What is expected
Reproduce all entries verbatim, with nothing added or dropped.

====== Provided records

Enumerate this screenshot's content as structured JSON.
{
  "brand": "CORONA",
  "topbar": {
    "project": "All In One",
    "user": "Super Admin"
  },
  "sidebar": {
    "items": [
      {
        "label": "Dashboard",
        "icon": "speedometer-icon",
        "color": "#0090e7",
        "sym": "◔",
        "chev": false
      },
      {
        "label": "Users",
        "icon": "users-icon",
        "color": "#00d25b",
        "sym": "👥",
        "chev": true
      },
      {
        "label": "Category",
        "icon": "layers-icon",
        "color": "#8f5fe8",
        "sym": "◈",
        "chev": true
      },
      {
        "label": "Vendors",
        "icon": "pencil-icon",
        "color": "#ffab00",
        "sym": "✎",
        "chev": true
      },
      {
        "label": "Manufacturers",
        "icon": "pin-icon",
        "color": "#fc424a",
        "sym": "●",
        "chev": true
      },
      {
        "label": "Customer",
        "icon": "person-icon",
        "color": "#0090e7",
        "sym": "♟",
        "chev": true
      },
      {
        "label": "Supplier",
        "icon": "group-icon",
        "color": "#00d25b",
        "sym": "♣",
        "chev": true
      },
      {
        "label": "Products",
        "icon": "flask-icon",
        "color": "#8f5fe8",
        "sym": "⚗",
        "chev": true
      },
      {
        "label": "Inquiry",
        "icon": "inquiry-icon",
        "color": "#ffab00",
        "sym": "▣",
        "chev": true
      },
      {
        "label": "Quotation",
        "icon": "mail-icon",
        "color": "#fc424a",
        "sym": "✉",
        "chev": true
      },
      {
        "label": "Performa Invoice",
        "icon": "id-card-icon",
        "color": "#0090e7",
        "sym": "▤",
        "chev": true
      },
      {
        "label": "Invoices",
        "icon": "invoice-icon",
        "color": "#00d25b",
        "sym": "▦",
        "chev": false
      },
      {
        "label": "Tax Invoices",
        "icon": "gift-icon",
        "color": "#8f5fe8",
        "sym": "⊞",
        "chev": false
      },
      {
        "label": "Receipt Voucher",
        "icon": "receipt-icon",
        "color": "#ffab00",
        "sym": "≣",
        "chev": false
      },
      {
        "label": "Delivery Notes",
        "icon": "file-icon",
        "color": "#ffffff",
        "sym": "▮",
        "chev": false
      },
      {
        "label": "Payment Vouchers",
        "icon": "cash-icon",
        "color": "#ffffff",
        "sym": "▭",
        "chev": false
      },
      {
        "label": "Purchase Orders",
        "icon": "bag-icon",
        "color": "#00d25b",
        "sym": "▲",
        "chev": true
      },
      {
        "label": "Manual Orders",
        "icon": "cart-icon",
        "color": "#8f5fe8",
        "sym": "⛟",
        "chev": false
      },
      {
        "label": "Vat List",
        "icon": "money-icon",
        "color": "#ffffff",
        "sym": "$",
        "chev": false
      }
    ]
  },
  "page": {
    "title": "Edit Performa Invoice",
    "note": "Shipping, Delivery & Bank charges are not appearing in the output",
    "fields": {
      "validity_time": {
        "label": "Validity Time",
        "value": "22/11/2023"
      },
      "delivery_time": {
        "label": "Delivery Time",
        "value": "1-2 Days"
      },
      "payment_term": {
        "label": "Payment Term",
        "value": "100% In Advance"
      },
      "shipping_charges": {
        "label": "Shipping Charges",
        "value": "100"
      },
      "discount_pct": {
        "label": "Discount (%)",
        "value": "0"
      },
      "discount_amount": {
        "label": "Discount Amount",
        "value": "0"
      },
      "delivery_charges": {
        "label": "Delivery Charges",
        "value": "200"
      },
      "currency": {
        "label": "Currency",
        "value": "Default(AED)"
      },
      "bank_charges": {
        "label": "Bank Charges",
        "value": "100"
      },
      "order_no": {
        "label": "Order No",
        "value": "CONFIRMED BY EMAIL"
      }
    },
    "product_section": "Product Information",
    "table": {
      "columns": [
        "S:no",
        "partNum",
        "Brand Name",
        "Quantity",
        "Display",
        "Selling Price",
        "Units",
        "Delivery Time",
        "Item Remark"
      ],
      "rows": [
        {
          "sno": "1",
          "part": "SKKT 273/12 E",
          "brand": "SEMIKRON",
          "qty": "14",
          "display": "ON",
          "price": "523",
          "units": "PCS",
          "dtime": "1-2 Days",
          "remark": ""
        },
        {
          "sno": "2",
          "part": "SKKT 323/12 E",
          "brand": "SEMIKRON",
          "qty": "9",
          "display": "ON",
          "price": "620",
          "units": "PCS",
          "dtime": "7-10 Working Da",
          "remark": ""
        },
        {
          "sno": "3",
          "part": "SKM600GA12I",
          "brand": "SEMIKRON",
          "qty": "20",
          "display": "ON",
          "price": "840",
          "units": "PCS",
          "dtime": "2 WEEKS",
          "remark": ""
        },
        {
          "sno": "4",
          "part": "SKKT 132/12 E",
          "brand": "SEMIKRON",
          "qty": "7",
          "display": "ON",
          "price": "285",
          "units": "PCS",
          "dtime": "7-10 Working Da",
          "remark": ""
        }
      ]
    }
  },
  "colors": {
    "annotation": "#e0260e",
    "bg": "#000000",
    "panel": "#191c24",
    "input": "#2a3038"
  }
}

============

Written response
Enumerate this screenshot's content as structured JSON.
{
  "brand": "CORONA",
  "topbar": {
    "project": "All In One",
    "user": "Super Admin"
  },
  "sidebar": {
    "items": [
      {
        "label": "Dashboard",
        "icon": "speedometer-icon",
        "color": "#0090e7",
        "sym": "◔",
        "chev": false
      },
      {
        "label": "Users",
        "icon": "users-icon",
        "color": "#00d25b",
        "sym": "👥",
        "chev": true
      },
      {
        "label": "Category",
        "icon": "layers-icon",
        "color": "#8f5fe8",
        "sym": "◈",
        "chev": true
      },
      {
        "label": "Vendors",
        "icon": "pencil-icon",
        "color": "#ffab00",
        "sym": "✎",
        "chev": true
      },
      {
        "label": "Manufacturers",
        "icon": "pin-icon",
        "color": "#fc424a",
        "sym": "●",
        "chev": true
      },
      {
        "label": "Customer",
        "icon": "person-icon",
        "color": "#0090e7",
        "sym": "♟",
        "chev": true
      },
      {
        "label": "Supplier",
        "icon": "group-icon",
        "color": "#00d25b",
        "sym": "♣",
        "chev": true
      },
      {
        "label": "Products",
        "icon": "flask-icon",
        "color": "#8f5fe8",
        "sym": "⚗",
        "chev": true
      },
      {
        "label": "Inquiry",
        "icon": "inquiry-icon",
        "color": "#ffab00",
        "sym": "▣",
        "chev": true
      },
      {
        "label": "Quotation",
        "icon": "mail-icon",
        "color": "#fc424a",
        "sym": "✉",
        "chev": true
      },
      {
        "label": "Performa Invoice",
        "icon": "id-card-icon",
        "color": "#0090e7",
        "sym": "▤",
        "chev": true
      },
      {
        "label": "Invoices",
        "icon": "invoice-icon",
        "color": "#00d25b",
        "sym": "▦",
        "chev": false
      },
      {
        "label": "Tax Invoices",
        "icon": "gift-icon",
        "color": "#8f5fe8",
        "sym": "⊞",
        "chev": false
      },
      {
        "label": "Receipt Voucher",
        "icon": "receipt-icon",
        "color": "#ffab00",
        "sym": "≣",
        "chev": false
      },
      {
        "label": "Delivery Notes",
        "icon": "file-icon",
        "color": "#ffffff",
        "sym": "▮",
        "chev": false
      },
      {
        "label": "Payment Vouchers",
        "icon": "cash-icon",
        "color": "#ffffff",
        "sym": "▭",
        "chev": false
      },
      {
        "label": "Purchase Orders",
        "icon": "bag-icon",
        "color": "#00d25b",
        "sym": "▲",
        "chev": true
      },
      {
        "label": "Manual Orders",
        "icon": "cart-icon",
        "color": "#8f5fe8",
        "sym": "⛟",
        "chev": false
      },
      {
        "label": "Vat List",
        "icon": "money-icon",
        "color": "#ffffff",
        "sym": "$",
        "chev": false
      }
    ]
  },
  "page": {
    "title": "Edit Performa Invoice",
    "note": "Shipping, Delivery & Bank charges are not appearing in the output",
    "fields": {
      "validity_time": {
        "label": "Validity Time",
        "value": "22/11/2023"
      },
      "delivery_time": {
        "label": "Delivery Time",
        "value": "1-2 Days"
      },
      "payment_term": {
        "label": "Payment Term",
        "value": "100% In Advance"
      },
      "shipping_charges": {
        "label": "Shipping Charges",
        "value": "100"
      },
      "discount_pct": {
        "label": "Discount (%)",
        "value": "0"
      },
      "discount_amount": {
        "label": "Discount Amount",
        "value": "0"
      },
      "delivery_charges": {
        "label": "Delivery Charges",
        "value": "200"
      },
      "currency": {
        "label": "Currency",
        "value": "Default(AED)"
      },
      "bank_charges": {
        "label": "Bank Charges",
        "value": "100"
      },
      "order_no": {
        "label": "Order No",
        "value": "CONFIRMED BY EMAIL"
      }
    },
    "product_section": "Product Information",
    "table": {
      "columns": [
        "S:no",
        "partNum",
        "Brand Name",
        "Quantity",
        "Display",
        "Selling Price",
        "Units",
        "Delivery Time",
        "Item Remark"
      ],
      "rows": [
        {
          "sno": "1",
          "part": "SKKT 273/12 E",
          "brand": "SEMIKRON",
          "qty": "14",
          "display": "ON",
          "price": "523",
          "units": "PCS",
          "dtime": "1-2 Days",
          "remark": ""
        },
        {
          "sno": "2",
          "part": "SKKT 323/12 E",
          "brand": "SEMIKRON",
          "qty": "9",
          "display": "ON",
          "price": "620",
          "units": "PCS",
          "dtime": "7-10 Working Da",
          "remark": ""
        },
        {
          "sno": "3",
          "part": "SKM600GA12I",
          "brand": "SEMIKRON",
          "qty": "20",
          "display": "ON",
          "price": "840",
          "units": "PCS",
          "dtime": "2 WEEKS",
          "remark": ""
        },
        {
          "sno": "4",
          "part": "SKKT 132/12 E",
          "brand": "SEMIKRON",
          "qty": "7",
          "display": "ON",
          "price": "285",
          "units": "PCS",
          "dtime": "7-10 Working Da",
          "remark": ""
        }
      ]
    }
  },
  "colors": {
    "annotation": "#e0260e",
    "bg": "#000000",
    "panel": "#191c24",
    "input": "#2a3038"
  }
}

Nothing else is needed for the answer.